REQUIREMENTS: In the listing below, find every line containing "Åsele" and copy it out.

— START PROVIDED MATERIAL —

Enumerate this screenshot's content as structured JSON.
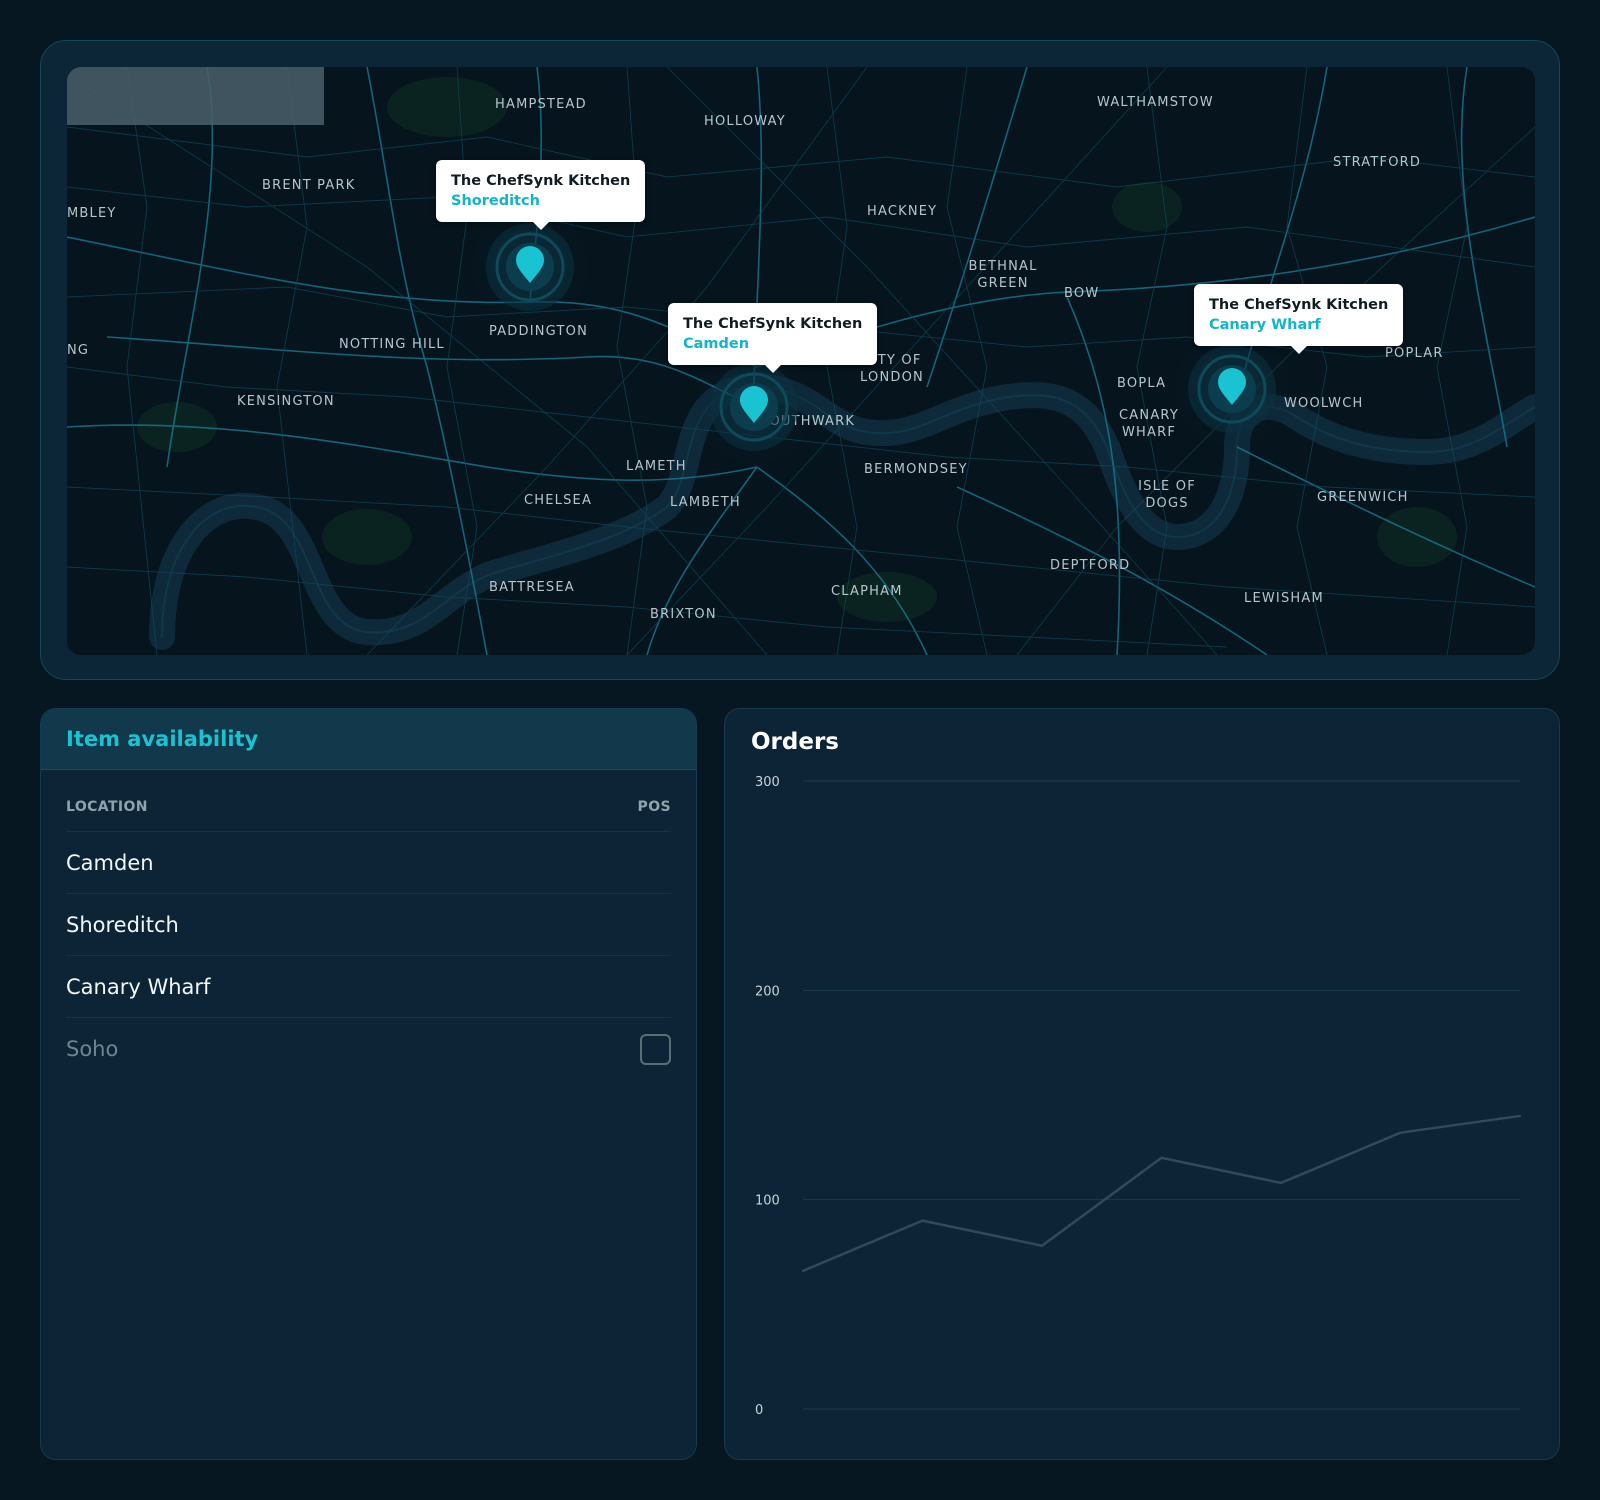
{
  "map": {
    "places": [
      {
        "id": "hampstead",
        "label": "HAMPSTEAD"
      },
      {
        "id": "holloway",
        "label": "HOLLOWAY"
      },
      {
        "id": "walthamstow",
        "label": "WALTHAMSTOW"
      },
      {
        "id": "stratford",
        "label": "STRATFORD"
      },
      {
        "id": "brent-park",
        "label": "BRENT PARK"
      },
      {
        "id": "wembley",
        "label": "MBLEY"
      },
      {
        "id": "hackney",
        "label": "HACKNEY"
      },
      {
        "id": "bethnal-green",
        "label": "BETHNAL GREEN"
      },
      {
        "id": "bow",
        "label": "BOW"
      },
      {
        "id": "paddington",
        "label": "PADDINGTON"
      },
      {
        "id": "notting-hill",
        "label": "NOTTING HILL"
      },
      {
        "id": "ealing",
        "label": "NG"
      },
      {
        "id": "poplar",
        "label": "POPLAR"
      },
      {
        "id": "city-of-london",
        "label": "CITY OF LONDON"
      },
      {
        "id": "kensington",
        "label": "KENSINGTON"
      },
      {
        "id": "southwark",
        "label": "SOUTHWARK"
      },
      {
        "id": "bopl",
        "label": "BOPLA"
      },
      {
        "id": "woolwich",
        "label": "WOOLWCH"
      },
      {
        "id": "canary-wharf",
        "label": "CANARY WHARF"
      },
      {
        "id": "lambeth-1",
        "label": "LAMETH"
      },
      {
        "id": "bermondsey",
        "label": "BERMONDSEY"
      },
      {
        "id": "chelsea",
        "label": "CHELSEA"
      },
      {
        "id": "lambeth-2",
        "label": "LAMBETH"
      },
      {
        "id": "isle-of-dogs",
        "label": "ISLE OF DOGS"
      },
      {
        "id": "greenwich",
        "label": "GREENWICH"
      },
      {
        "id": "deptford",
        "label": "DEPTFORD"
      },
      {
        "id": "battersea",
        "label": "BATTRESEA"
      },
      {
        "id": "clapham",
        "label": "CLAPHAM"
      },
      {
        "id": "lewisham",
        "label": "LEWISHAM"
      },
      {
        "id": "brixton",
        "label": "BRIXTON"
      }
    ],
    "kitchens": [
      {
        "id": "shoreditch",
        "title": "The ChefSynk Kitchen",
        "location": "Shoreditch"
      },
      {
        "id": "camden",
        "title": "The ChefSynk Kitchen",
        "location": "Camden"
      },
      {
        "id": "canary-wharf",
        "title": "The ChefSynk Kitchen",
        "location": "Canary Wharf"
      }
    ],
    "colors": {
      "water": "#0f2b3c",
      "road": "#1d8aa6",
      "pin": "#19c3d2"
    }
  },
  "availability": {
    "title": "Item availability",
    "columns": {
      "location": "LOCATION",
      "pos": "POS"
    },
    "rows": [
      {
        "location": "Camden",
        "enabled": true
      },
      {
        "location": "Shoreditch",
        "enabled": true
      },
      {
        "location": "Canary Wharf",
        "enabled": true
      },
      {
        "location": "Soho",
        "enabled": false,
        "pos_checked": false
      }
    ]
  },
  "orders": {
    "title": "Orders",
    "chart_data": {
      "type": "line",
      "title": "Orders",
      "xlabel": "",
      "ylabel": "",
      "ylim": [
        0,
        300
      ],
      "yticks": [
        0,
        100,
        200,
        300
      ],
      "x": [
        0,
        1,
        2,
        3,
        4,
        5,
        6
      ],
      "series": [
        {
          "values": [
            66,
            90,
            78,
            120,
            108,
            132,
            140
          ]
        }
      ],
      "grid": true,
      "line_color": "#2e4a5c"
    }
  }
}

— END PROVIDED MATERIAL —
— START PROVIDED MATERIAL —

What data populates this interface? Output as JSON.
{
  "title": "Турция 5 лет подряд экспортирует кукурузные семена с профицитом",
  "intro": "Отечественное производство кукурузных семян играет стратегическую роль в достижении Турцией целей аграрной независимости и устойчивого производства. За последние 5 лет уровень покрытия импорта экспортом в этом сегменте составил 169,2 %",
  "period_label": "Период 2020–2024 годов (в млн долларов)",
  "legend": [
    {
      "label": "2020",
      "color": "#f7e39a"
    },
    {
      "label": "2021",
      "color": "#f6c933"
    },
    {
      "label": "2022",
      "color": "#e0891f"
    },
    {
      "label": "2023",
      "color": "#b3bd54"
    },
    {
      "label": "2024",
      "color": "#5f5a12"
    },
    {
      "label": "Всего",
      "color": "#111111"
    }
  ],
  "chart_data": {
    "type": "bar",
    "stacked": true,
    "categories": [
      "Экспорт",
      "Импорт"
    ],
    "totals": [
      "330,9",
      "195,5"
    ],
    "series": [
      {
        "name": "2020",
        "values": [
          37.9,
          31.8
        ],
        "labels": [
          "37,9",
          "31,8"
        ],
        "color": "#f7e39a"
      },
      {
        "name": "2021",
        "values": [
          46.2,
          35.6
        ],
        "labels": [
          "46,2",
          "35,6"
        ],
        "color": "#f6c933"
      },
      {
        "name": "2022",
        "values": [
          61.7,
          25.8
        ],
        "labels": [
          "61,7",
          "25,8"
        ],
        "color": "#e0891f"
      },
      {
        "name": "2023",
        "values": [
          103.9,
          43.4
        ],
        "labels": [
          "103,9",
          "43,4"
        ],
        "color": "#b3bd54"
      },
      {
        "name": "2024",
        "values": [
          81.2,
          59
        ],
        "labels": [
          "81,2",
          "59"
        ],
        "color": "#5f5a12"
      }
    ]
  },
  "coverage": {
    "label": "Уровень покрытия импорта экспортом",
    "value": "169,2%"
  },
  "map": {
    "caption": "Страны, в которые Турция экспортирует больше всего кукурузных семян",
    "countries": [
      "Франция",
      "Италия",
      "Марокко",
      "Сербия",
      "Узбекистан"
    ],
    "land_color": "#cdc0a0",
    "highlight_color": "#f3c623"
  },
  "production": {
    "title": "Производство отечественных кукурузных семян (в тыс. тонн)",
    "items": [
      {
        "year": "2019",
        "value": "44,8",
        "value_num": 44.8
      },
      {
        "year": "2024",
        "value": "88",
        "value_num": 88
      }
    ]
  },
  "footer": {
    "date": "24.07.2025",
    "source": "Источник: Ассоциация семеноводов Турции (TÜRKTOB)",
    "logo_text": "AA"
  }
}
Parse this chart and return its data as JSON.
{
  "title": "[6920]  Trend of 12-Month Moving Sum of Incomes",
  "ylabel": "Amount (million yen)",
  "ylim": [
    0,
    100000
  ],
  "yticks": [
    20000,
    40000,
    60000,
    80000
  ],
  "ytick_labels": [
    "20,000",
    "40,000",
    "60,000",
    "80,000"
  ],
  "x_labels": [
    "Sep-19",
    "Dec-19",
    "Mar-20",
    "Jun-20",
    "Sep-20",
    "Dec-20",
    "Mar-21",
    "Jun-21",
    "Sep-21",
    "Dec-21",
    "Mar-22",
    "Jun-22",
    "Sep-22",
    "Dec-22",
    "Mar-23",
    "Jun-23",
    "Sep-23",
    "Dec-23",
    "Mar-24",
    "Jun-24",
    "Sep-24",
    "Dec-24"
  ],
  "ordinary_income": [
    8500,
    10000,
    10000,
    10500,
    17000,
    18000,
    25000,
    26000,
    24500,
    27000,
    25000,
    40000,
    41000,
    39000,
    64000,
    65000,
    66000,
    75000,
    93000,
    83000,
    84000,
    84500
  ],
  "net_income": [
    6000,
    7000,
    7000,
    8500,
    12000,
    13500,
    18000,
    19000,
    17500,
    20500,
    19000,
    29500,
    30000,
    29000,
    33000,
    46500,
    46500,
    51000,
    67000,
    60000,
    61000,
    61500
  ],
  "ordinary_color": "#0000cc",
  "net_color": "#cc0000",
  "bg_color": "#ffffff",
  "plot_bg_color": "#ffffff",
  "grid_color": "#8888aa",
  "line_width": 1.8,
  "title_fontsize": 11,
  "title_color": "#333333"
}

— END PROVIDED MATERIAL —
— START PROVIDED MATERIAL —

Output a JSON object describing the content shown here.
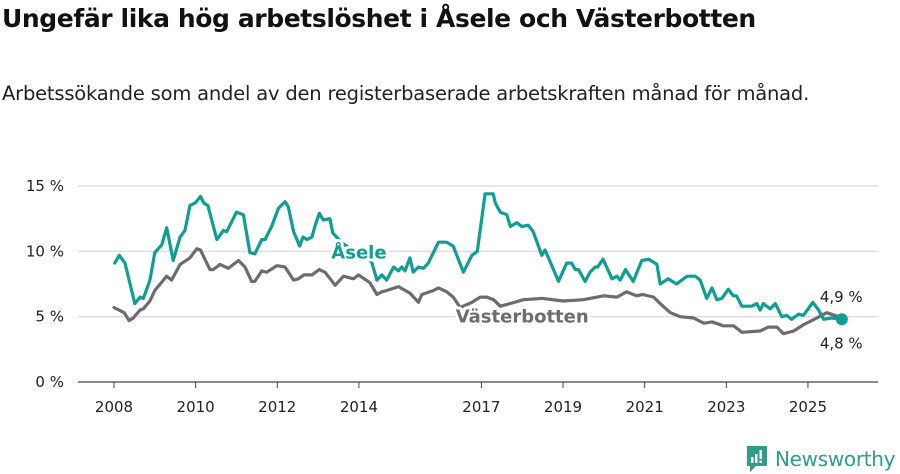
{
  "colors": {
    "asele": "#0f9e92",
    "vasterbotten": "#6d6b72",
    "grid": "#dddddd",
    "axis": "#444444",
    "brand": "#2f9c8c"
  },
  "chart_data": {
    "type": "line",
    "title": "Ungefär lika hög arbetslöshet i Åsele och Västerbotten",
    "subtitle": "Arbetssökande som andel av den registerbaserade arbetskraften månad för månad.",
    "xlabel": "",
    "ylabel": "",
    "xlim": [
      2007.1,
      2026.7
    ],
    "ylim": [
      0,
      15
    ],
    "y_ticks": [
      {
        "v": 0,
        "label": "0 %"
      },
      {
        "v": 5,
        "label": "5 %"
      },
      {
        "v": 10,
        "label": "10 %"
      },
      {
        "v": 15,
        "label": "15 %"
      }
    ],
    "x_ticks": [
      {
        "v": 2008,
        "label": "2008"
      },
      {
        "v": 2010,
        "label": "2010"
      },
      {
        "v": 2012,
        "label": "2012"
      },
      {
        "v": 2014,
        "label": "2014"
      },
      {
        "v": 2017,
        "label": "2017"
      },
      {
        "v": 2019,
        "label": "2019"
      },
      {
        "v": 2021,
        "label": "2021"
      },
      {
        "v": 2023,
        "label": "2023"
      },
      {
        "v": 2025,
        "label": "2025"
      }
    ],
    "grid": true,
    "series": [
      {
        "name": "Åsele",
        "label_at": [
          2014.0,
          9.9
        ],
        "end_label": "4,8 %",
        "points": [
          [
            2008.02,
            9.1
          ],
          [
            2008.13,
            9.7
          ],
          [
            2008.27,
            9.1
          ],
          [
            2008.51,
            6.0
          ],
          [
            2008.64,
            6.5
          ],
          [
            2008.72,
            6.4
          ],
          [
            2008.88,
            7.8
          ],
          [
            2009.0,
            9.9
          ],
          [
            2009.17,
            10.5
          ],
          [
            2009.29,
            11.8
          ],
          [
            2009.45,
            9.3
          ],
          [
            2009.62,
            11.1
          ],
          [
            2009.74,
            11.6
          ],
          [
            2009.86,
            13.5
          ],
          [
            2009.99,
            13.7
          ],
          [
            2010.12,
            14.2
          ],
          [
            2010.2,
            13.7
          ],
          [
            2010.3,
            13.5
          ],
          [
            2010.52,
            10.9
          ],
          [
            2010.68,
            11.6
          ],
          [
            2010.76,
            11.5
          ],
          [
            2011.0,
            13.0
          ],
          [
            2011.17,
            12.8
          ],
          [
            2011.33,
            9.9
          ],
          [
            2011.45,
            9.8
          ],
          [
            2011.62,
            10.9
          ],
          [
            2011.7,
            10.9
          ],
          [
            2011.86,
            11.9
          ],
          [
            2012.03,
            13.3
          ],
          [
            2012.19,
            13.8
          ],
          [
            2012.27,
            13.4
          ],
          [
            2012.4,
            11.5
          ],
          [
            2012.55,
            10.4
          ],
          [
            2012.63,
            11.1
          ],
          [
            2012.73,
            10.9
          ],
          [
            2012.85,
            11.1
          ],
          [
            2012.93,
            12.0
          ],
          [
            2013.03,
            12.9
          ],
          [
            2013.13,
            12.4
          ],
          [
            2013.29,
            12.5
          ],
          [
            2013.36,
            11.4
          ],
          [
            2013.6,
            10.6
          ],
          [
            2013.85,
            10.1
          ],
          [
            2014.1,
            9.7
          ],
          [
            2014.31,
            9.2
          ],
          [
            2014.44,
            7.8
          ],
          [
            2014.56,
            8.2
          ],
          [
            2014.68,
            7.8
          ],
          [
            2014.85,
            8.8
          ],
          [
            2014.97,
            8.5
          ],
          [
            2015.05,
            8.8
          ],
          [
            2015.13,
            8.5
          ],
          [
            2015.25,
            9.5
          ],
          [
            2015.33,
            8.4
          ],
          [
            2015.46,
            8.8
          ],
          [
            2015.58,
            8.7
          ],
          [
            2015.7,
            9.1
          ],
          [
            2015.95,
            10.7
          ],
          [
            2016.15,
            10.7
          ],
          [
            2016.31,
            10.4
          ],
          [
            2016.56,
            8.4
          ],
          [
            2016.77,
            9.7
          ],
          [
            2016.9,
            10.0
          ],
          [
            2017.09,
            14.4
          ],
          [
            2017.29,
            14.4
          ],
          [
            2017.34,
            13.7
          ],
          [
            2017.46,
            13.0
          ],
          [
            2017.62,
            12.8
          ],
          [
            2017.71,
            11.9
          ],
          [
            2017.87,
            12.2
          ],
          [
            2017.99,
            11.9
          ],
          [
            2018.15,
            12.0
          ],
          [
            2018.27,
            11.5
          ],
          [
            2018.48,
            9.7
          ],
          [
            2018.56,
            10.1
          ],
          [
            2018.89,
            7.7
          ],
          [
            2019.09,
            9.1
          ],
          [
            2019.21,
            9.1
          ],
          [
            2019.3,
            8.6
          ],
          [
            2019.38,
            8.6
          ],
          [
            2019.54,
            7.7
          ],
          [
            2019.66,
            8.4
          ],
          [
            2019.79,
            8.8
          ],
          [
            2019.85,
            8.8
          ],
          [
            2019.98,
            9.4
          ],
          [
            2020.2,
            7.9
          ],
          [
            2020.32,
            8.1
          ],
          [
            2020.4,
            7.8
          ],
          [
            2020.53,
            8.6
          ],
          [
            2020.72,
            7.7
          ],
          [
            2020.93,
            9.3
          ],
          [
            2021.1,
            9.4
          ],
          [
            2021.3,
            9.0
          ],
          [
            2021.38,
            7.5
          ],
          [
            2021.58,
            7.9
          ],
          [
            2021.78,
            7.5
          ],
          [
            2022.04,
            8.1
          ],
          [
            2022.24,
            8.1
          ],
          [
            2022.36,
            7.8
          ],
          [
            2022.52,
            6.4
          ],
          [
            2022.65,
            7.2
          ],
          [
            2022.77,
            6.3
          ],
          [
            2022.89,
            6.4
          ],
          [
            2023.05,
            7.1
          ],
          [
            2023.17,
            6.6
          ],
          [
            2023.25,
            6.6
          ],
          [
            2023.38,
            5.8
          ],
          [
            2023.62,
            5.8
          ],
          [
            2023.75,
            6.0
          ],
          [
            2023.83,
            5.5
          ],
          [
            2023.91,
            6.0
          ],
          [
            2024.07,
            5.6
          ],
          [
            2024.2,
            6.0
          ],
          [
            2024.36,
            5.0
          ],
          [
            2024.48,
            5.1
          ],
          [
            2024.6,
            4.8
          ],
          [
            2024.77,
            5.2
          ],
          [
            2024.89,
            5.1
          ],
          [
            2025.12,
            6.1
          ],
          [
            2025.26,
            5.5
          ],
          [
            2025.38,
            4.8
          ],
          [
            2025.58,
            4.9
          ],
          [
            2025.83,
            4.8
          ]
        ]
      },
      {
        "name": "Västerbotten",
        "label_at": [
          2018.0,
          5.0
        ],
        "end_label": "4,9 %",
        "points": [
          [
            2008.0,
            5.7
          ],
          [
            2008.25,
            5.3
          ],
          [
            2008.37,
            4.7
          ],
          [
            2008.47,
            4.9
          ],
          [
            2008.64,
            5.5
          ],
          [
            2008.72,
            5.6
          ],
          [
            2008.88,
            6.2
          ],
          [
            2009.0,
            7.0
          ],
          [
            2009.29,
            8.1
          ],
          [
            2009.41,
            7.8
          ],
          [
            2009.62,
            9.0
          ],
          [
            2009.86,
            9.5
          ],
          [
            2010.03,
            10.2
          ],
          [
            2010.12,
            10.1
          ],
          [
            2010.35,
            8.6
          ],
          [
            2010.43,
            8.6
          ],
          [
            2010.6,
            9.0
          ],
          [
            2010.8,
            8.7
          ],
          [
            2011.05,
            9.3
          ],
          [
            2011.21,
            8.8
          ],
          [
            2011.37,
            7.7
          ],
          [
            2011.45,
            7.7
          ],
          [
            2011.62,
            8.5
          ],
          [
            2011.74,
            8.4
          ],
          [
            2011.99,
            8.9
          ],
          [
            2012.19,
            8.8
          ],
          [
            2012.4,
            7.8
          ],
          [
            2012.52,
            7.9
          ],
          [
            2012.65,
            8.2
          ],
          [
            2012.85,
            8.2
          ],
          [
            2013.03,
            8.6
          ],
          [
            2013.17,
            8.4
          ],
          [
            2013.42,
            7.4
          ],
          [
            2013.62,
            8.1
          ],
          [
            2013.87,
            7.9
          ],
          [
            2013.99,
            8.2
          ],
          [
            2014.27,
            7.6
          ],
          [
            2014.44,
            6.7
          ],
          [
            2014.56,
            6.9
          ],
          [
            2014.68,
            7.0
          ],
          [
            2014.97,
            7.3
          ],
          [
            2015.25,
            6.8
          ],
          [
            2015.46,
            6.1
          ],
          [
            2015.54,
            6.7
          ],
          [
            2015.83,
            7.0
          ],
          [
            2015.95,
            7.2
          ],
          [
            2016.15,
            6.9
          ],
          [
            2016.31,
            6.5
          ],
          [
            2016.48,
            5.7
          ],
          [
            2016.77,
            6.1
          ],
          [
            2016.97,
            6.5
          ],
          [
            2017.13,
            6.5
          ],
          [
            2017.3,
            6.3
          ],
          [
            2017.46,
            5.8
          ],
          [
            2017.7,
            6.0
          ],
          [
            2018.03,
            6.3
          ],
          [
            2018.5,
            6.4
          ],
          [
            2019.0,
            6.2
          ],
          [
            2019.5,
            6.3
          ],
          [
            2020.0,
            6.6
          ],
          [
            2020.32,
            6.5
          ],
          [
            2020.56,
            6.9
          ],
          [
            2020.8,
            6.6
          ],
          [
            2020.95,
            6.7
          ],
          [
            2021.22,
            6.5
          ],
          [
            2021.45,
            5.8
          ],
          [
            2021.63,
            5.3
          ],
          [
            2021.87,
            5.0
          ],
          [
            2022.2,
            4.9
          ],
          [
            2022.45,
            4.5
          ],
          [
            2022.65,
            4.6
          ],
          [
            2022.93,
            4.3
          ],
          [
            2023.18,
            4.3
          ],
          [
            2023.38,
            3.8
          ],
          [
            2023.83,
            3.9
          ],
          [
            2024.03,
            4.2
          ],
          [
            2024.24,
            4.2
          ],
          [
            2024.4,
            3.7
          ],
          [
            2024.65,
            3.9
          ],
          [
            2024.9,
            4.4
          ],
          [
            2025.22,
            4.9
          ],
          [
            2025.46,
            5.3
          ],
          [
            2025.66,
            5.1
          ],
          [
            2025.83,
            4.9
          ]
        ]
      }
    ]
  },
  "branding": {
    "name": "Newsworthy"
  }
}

— END PROVIDED MATERIAL —

CORRECT RESPONSE:
    "title": "Ungefär lika hög arbetslöshet i Åsele och Västerbotten",
        "name": "Åsele",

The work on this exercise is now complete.